Please output the records below in full, exactly as given, but without the images.

◆ **Dataset excerpts**:
BEGIN

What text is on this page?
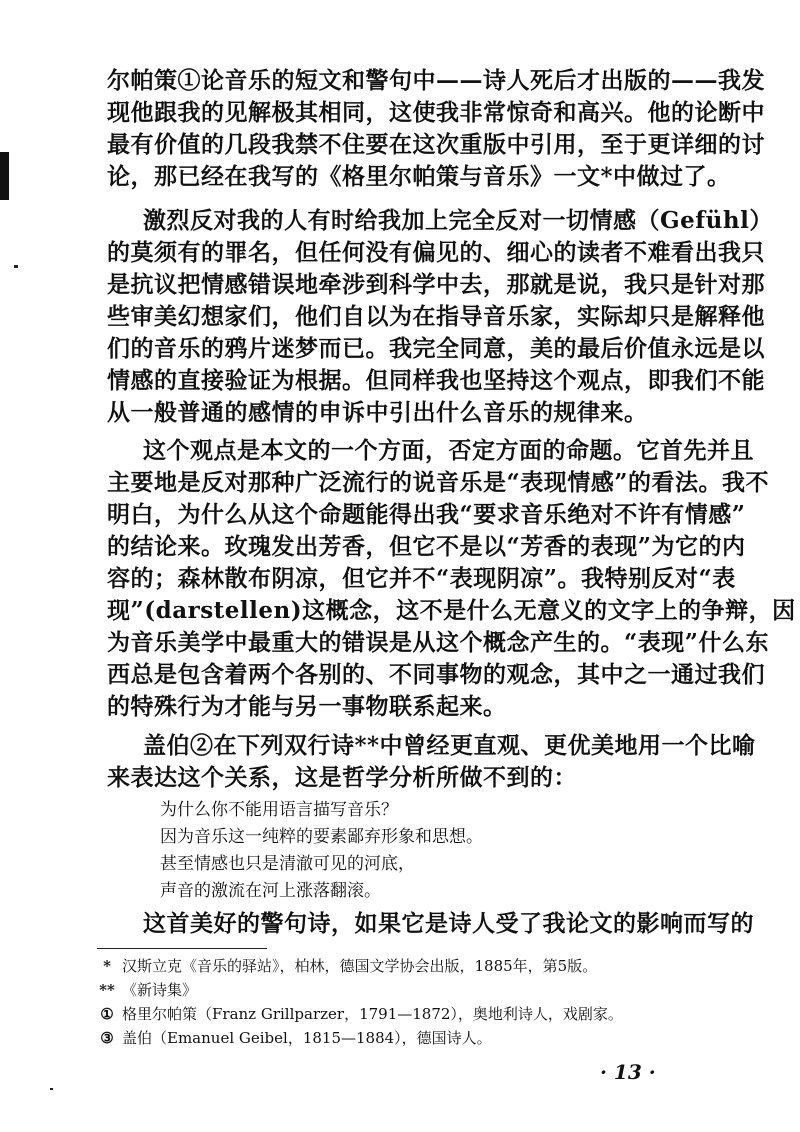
尔帕策①论音乐的短文和警句中——诗人死后才出版的——我发
现他跟我的见解极其相同，这使我非常惊奇和高兴。他的论断中
最有价值的几段我禁不住要在这次重版中引用，至于更详细的讨
论，那已经在我写的《格里尔帕策与音乐》一文*中做过了。
激烈反对我的人有时给我加上完全反对一切情感（Gefühl）
的莫须有的罪名，但任何没有偏见的、细心的读者不难看出我只
是抗议把情感错误地牵涉到科学中去，那就是说，我只是针对那
些审美幻想家们，他们自以为在指导音乐家，实际却只是解释他
们的音乐的鸦片迷梦而已。我完全同意，美的最后价值永远是以
情感的直接验证为根据。但同样我也坚持这个观点，即我们不能
从一般普通的感情的申诉中引出什么音乐的规律来。
这个观点是本文的一个方面，否定方面的命题。它首先并且
主要地是反对那种广泛流行的说音乐是“表现情感”的看法。我不
明白，为什么从这个命题能得出我“要求音乐绝对不许有情感”
的结论来。玫瑰发出芳香，但它不是以“芳香的表现”为它的内
容的；森林散布阴凉，但它并不“表现阴凉”。我特别反对“表
现”(darstellen)这概念，这不是什么无意义的文字上的争辩，因
为音乐美学中最重大的错误是从这个概念产生的。“表现”什么东
西总是包含着两个各别的、不同事物的观念，其中之一通过我们
的特殊行为才能与另一事物联系起来。
盖伯②在下列双行诗**中曾经更直观、更优美地用一个比喻
来表达这个关系，这是哲学分析所做不到的：
为什么你不能用语言描写音乐？
因为音乐这一纯粹的要素鄙弃形象和思想。
甚至情感也只是清澈可见的河底，
声音的激流在河上涨落翻滚。
这首美好的警句诗，如果它是诗人受了我论文的影响而写的
* 汉斯立克《音乐的驿站》，柏林，德国文学协会出版，1885年，第5版。
** 《新诗集》
① 格里尔帕策（Franz Grillparzer，1791—1872），奥地利诗人，戏剧家。
③ 盖伯（Emanuel Geibel，1815—1884），德国诗人。
· 13 ·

END

◆ **Task output**:
What text is on this page?
尔帕策①论音乐的短文和警句中——诗人死后才出版的——我发
现他跟我的见解极其相同，这使我非常惊奇和高兴。他的论断中
最有价值的几段我禁不住要在这次重版中引用，至于更详细的讨
论，那已经在我写的《格里尔帕策与音乐》一文*中做过了。
激烈反对我的人有时给我加上完全反对一切情感（Gefühl）
的莫须有的罪名，但任何没有偏见的、细心的读者不难看出我只
是抗议把情感错误地牵涉到科学中去，那就是说，我只是针对那
些审美幻想家们，他们自以为在指导音乐家，实际却只是解释他
们的音乐的鸦片迷梦而已。我完全同意，美的最后价值永远是以
情感的直接验证为根据。但同样我也坚持这个观点，即我们不能
从一般普通的感情的申诉中引出什么音乐的规律来。
这个观点是本文的一个方面，否定方面的命题。它首先并且
主要地是反对那种广泛流行的说音乐是“表现情感”的看法。我不
明白，为什么从这个命题能得出我“要求音乐绝对不许有情感”
的结论来。玫瑰发出芳香，但它不是以“芳香的表现”为它的内
容的；森林散布阴凉，但它并不“表现阴凉”。我特别反对“表
现”(darstellen)这概念，这不是什么无意义的文字上的争辩，因
为音乐美学中最重大的错误是从这个概念产生的。“表现”什么东
西总是包含着两个各别的、不同事物的观念，其中之一通过我们
的特殊行为才能与另一事物联系起来。
盖伯②在下列双行诗**中曾经更直观、更优美地用一个比喻
来表达这个关系，这是哲学分析所做不到的：
为什么你不能用语言描写音乐？
因为音乐这一纯粹的要素鄙弃形象和思想。
甚至情感也只是清澈可见的河底，
声音的激流在河上涨落翻滚。
这首美好的警句诗，如果它是诗人受了我论文的影响而写的
* 汉斯立克《音乐的驿站》，柏林，德国文学协会出版，1885年，第5版。
** 《新诗集》
① 格里尔帕策（Franz Grillparzer，1791—1872），奥地利诗人，戏剧家。
③ 盖伯（Emanuel Geibel，1815—1884），德国诗人。
· 13 ·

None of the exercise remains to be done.